Work to be completed:
Each line below should be retyped exactly, with no pictures.

Dataset extract:
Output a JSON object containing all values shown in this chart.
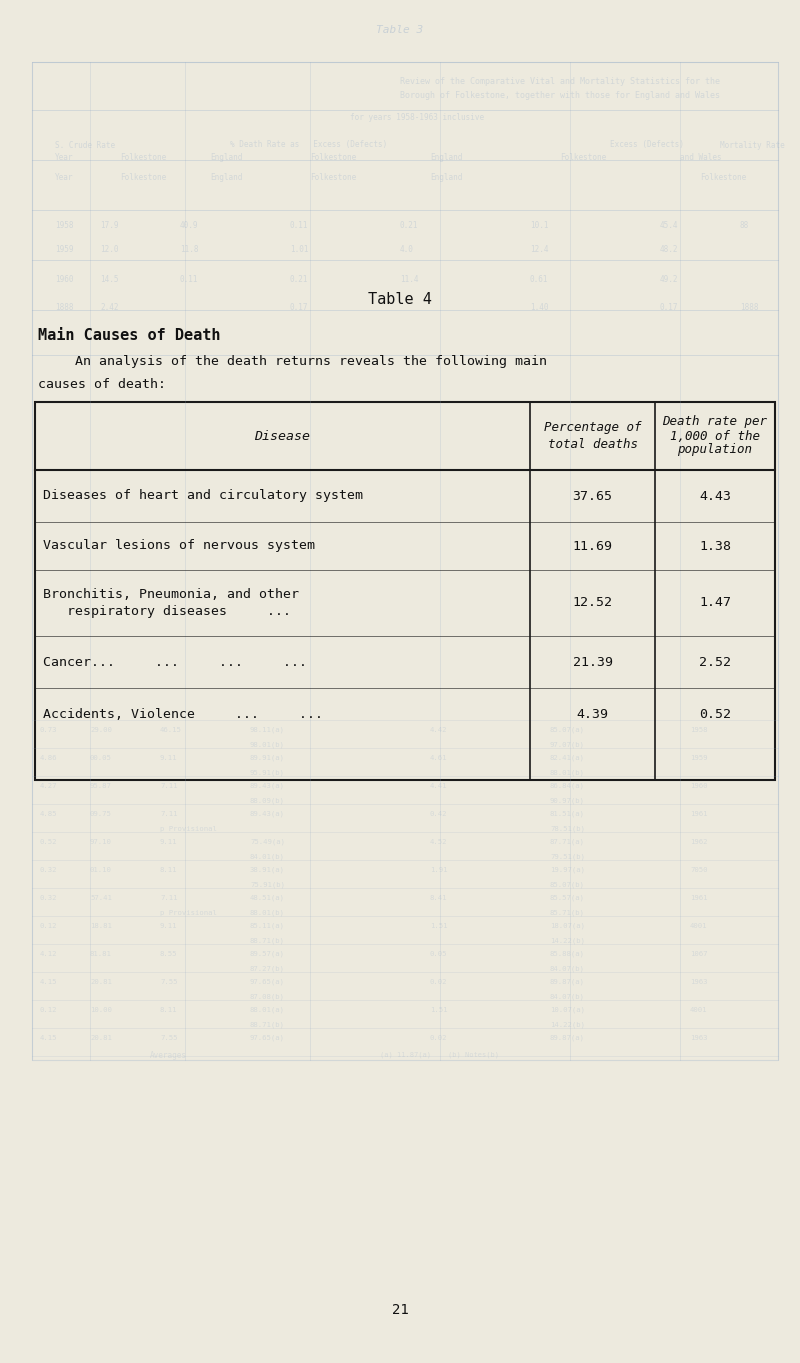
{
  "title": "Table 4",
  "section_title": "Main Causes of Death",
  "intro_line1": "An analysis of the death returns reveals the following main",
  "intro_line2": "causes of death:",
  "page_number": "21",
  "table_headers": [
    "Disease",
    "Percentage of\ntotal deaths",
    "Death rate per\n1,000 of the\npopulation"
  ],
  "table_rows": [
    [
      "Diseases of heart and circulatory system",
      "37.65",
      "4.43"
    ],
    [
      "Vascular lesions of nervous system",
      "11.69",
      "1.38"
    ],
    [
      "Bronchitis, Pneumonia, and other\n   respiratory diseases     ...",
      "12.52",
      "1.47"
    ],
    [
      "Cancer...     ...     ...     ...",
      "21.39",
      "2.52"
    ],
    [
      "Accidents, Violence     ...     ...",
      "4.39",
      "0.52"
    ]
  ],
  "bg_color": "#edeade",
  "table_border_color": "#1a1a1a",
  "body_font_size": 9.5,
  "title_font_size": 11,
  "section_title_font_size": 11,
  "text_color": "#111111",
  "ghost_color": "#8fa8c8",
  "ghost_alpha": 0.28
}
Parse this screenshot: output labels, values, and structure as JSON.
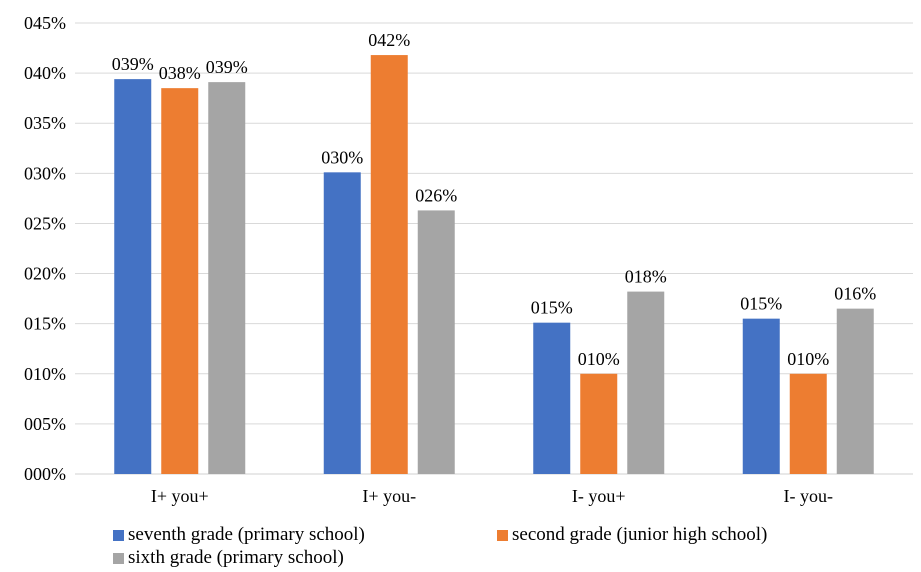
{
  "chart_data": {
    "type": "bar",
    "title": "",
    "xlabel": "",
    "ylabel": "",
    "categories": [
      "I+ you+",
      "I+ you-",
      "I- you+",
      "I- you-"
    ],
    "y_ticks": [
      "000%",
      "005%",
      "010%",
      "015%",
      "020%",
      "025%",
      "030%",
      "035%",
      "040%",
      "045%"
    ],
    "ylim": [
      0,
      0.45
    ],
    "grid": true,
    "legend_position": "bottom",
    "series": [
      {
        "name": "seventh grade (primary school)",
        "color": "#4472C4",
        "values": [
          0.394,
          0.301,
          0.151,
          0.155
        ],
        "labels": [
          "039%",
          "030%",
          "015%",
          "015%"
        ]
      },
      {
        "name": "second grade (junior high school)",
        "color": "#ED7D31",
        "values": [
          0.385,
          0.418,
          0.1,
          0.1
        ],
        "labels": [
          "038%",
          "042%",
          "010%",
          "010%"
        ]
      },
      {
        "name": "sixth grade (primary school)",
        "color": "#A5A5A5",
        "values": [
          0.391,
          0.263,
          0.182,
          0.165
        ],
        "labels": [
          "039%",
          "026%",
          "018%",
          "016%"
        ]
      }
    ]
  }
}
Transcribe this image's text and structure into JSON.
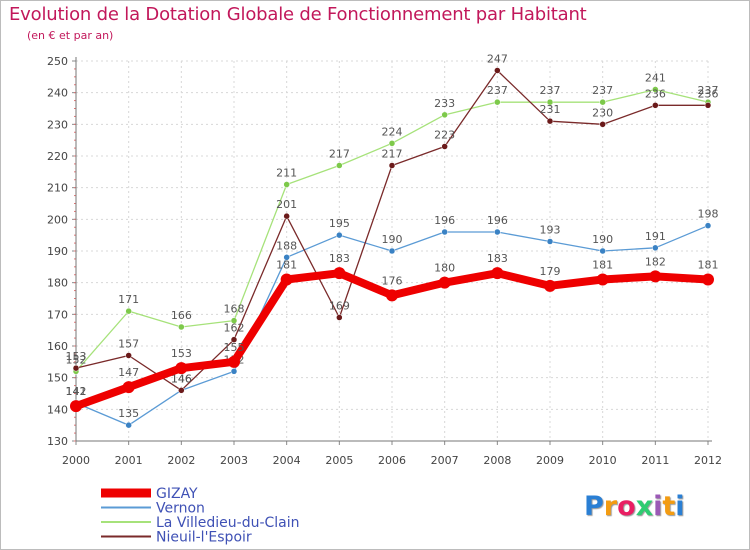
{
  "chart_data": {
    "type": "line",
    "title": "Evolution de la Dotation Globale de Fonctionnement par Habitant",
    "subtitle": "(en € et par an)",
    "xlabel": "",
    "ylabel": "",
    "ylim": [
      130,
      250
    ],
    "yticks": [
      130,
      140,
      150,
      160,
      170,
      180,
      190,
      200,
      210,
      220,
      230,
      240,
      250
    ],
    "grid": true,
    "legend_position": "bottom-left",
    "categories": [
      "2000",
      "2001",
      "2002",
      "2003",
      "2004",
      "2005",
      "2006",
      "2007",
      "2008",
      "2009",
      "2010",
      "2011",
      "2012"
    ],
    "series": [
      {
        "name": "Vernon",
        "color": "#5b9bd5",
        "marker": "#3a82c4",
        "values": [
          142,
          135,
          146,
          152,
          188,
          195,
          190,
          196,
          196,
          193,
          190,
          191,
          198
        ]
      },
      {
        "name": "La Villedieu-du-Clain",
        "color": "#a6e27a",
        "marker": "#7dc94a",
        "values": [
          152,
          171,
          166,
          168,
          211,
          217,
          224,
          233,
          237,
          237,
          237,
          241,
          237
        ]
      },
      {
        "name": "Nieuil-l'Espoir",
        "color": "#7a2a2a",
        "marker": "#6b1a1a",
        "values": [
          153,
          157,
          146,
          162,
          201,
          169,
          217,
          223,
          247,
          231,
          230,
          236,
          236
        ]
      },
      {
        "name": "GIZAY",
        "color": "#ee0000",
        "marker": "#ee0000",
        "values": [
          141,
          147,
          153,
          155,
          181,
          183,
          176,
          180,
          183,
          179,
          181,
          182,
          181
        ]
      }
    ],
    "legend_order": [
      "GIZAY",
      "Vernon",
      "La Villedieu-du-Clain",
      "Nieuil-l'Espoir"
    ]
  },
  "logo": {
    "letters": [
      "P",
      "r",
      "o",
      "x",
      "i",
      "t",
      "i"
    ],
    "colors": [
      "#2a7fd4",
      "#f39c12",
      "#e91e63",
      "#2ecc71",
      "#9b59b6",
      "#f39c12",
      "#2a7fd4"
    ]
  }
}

The reply:
Output a JSON object containing all values shown in this chart.
{
  "title": "Table 4",
  "section_title": "Main Causes of Death",
  "intro_line1": "An analysis of the death returns reveals the following main",
  "intro_line2": "causes of death:",
  "page_number": "21",
  "table_headers": [
    "Disease",
    "Percentage of\ntotal deaths",
    "Death rate per\n1,000 of the\npopulation"
  ],
  "table_rows": [
    [
      "Diseases of heart and circulatory system",
      "37.65",
      "4.43"
    ],
    [
      "Vascular lesions of nervous system",
      "11.69",
      "1.38"
    ],
    [
      "Bronchitis, Pneumonia, and other\n   respiratory diseases     ...",
      "12.52",
      "1.47"
    ],
    [
      "Cancer...     ...     ...     ...",
      "21.39",
      "2.52"
    ],
    [
      "Accidents, Violence     ...     ...",
      "4.39",
      "0.52"
    ]
  ],
  "bg_color": "#edeade",
  "table_border_color": "#1a1a1a",
  "body_font_size": 9.5,
  "title_font_size": 11,
  "section_title_font_size": 11,
  "text_color": "#111111",
  "ghost_color": "#8fa8c8",
  "ghost_alpha": 0.28
}
Parse this screenshot: output labels, values, and structure as JSON.
{
  "chart_data": {
    "type": "bar",
    "title": "",
    "xlabel": "",
    "ylabel": "",
    "categories": [
      "I+ you+",
      "I+ you-",
      "I- you+",
      "I- you-"
    ],
    "y_ticks": [
      "000%",
      "005%",
      "010%",
      "015%",
      "020%",
      "025%",
      "030%",
      "035%",
      "040%",
      "045%"
    ],
    "ylim": [
      0,
      0.45
    ],
    "grid": true,
    "legend_position": "bottom",
    "series": [
      {
        "name": "seventh grade (primary school)",
        "color": "#4472C4",
        "values": [
          0.394,
          0.301,
          0.151,
          0.155
        ],
        "labels": [
          "039%",
          "030%",
          "015%",
          "015%"
        ]
      },
      {
        "name": "second grade (junior high school)",
        "color": "#ED7D31",
        "values": [
          0.385,
          0.418,
          0.1,
          0.1
        ],
        "labels": [
          "038%",
          "042%",
          "010%",
          "010%"
        ]
      },
      {
        "name": "sixth grade (primary school)",
        "color": "#A5A5A5",
        "values": [
          0.391,
          0.263,
          0.182,
          0.165
        ],
        "labels": [
          "039%",
          "026%",
          "018%",
          "016%"
        ]
      }
    ]
  }
}
Transcribe this image's text and structure into JSON.
{
  "chart_data": {
    "type": "line",
    "title": "Evolution de la Dotation Globale de Fonctionnement par Habitant",
    "subtitle": "(en € et par an)",
    "xlabel": "",
    "ylabel": "",
    "ylim": [
      130,
      250
    ],
    "yticks": [
      130,
      140,
      150,
      160,
      170,
      180,
      190,
      200,
      210,
      220,
      230,
      240,
      250
    ],
    "grid": true,
    "legend_position": "bottom-left",
    "categories": [
      "2000",
      "2001",
      "2002",
      "2003",
      "2004",
      "2005",
      "2006",
      "2007",
      "2008",
      "2009",
      "2010",
      "2011",
      "2012"
    ],
    "series": [
      {
        "name": "Vernon",
        "color": "#5b9bd5",
        "marker": "#3a82c4",
        "values": [
          142,
          135,
          146,
          152,
          188,
          195,
          190,
          196,
          196,
          193,
          190,
          191,
          198
        ]
      },
      {
        "name": "La Villedieu-du-Clain",
        "color": "#a6e27a",
        "marker": "#7dc94a",
        "values": [
          152,
          171,
          166,
          168,
          211,
          217,
          224,
          233,
          237,
          237,
          237,
          241,
          237
        ]
      },
      {
        "name": "Nieuil-l'Espoir",
        "color": "#7a2a2a",
        "marker": "#6b1a1a",
        "values": [
          153,
          157,
          146,
          162,
          201,
          169,
          217,
          223,
          247,
          231,
          230,
          236,
          236
        ]
      },
      {
        "name": "GIZAY",
        "color": "#ee0000",
        "marker": "#ee0000",
        "values": [
          141,
          147,
          153,
          155,
          181,
          183,
          176,
          180,
          183,
          179,
          181,
          182,
          181
        ]
      }
    ],
    "legend_order": [
      "GIZAY",
      "Vernon",
      "La Villedieu-du-Clain",
      "Nieuil-l'Espoir"
    ]
  },
  "logo": {
    "letters": [
      "P",
      "r",
      "o",
      "x",
      "i",
      "t",
      "i"
    ],
    "colors": [
      "#2a7fd4",
      "#f39c12",
      "#e91e63",
      "#2ecc71",
      "#9b59b6",
      "#f39c12",
      "#2a7fd4"
    ]
  }
}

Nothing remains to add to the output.